= Data entries =
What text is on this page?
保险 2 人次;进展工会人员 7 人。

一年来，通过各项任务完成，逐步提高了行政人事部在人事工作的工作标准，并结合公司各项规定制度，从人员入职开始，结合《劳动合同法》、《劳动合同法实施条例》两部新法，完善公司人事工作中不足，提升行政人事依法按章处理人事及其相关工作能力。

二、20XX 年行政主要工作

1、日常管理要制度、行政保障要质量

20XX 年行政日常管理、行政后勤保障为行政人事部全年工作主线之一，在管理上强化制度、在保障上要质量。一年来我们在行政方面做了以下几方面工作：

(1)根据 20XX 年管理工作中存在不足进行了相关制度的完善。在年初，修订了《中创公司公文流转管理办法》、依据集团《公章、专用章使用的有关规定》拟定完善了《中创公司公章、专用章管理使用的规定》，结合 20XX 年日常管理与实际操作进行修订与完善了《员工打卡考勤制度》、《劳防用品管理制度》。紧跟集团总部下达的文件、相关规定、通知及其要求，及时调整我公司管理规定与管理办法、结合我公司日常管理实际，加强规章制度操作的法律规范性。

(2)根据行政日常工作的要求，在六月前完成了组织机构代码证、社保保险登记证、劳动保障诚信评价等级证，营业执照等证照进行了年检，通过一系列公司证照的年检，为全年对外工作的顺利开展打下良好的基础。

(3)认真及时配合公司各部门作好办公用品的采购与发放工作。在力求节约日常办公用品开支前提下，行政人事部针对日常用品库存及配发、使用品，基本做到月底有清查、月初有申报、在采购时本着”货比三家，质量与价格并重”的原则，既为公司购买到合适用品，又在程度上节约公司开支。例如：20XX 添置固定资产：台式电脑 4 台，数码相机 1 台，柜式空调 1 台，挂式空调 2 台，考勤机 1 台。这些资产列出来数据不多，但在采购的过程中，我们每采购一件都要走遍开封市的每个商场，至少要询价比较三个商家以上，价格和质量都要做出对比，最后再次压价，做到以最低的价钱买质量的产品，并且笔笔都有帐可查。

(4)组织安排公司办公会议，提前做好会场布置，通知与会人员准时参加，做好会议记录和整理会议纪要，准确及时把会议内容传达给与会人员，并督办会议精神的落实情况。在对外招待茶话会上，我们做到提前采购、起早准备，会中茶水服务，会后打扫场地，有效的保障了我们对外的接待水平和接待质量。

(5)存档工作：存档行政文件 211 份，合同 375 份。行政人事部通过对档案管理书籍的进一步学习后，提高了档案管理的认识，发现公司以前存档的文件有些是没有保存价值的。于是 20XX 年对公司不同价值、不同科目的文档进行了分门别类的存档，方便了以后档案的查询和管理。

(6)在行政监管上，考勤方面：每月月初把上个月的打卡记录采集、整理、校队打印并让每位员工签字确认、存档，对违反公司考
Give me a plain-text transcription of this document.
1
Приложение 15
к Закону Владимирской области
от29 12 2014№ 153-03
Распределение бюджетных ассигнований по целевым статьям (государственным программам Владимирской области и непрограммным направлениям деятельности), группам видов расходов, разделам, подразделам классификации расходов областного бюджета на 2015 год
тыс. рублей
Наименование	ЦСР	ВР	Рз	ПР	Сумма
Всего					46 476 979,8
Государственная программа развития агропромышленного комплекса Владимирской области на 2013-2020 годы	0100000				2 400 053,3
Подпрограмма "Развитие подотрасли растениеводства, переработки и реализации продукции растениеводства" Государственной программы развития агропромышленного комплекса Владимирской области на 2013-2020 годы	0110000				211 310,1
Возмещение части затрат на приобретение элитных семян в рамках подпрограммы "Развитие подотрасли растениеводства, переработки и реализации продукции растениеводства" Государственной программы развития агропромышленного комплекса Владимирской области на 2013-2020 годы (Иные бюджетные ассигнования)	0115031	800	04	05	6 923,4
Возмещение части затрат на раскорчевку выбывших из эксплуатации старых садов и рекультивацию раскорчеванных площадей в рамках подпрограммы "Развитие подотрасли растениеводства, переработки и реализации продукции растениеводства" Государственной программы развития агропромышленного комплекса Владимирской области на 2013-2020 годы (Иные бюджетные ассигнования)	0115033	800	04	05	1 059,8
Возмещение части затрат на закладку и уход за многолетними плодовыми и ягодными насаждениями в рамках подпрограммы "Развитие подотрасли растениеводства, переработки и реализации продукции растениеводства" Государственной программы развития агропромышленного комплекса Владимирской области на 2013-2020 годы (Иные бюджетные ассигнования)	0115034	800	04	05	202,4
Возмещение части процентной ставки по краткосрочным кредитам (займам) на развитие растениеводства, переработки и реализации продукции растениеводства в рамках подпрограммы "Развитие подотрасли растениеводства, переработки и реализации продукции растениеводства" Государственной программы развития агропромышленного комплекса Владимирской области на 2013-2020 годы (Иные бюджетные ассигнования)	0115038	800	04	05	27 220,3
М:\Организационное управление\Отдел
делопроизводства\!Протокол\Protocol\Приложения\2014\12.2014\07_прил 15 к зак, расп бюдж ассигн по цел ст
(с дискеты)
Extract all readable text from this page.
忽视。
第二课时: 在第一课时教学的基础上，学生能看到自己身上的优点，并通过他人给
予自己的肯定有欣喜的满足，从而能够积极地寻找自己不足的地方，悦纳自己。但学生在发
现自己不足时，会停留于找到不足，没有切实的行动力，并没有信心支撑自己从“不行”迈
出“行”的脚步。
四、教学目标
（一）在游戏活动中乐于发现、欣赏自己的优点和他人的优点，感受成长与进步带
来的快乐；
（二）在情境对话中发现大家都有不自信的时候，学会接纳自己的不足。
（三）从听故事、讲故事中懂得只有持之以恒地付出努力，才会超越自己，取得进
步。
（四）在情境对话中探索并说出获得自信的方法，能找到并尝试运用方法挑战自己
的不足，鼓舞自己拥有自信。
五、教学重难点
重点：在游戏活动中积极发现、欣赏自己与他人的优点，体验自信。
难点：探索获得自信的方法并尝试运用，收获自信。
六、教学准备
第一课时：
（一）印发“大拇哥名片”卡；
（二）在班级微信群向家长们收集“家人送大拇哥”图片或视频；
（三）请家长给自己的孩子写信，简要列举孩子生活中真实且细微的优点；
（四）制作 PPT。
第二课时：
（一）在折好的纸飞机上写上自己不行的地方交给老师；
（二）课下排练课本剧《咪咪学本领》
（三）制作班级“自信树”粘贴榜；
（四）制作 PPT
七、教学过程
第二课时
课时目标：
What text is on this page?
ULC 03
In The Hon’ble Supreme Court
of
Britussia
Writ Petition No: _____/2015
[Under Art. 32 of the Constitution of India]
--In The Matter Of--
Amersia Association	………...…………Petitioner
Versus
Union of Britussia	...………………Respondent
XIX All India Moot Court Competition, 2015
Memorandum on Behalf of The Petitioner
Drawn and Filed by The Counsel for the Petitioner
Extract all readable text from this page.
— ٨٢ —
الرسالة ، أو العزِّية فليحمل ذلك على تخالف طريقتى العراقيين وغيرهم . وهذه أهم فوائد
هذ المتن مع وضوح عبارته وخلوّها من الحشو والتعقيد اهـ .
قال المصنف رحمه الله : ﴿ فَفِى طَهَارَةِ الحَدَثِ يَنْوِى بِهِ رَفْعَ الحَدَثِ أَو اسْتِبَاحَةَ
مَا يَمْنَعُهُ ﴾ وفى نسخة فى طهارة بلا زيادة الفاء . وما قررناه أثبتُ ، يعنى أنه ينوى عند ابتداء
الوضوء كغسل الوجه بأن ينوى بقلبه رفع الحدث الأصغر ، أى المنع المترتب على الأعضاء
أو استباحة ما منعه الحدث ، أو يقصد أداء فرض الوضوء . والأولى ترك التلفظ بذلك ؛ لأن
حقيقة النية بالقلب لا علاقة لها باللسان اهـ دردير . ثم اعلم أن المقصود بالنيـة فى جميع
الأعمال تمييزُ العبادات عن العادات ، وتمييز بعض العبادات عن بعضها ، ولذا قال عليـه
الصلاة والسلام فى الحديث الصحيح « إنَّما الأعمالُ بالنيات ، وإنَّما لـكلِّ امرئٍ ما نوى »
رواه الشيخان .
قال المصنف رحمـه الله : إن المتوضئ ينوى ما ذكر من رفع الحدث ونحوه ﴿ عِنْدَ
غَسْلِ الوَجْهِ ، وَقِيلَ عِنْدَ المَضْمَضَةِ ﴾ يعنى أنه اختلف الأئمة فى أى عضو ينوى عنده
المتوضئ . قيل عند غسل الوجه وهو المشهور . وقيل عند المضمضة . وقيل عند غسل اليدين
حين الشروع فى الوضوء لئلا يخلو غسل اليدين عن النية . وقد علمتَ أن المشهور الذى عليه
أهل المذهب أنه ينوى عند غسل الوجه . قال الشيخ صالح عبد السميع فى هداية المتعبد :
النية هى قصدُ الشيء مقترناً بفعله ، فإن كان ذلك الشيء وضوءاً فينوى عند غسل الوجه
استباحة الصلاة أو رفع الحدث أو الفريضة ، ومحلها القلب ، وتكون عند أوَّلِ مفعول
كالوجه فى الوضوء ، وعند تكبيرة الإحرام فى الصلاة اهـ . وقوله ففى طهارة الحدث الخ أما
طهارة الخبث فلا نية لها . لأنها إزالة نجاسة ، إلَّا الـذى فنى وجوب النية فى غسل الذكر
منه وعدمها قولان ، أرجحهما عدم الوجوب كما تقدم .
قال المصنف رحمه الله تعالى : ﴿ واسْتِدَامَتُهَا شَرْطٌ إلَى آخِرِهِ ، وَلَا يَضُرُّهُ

= What you have to do =
Locate the word "Britussia" in the data above. Copy every line carrying it.

= Answer =
Britussia
Union of Britussia	...………………Respondent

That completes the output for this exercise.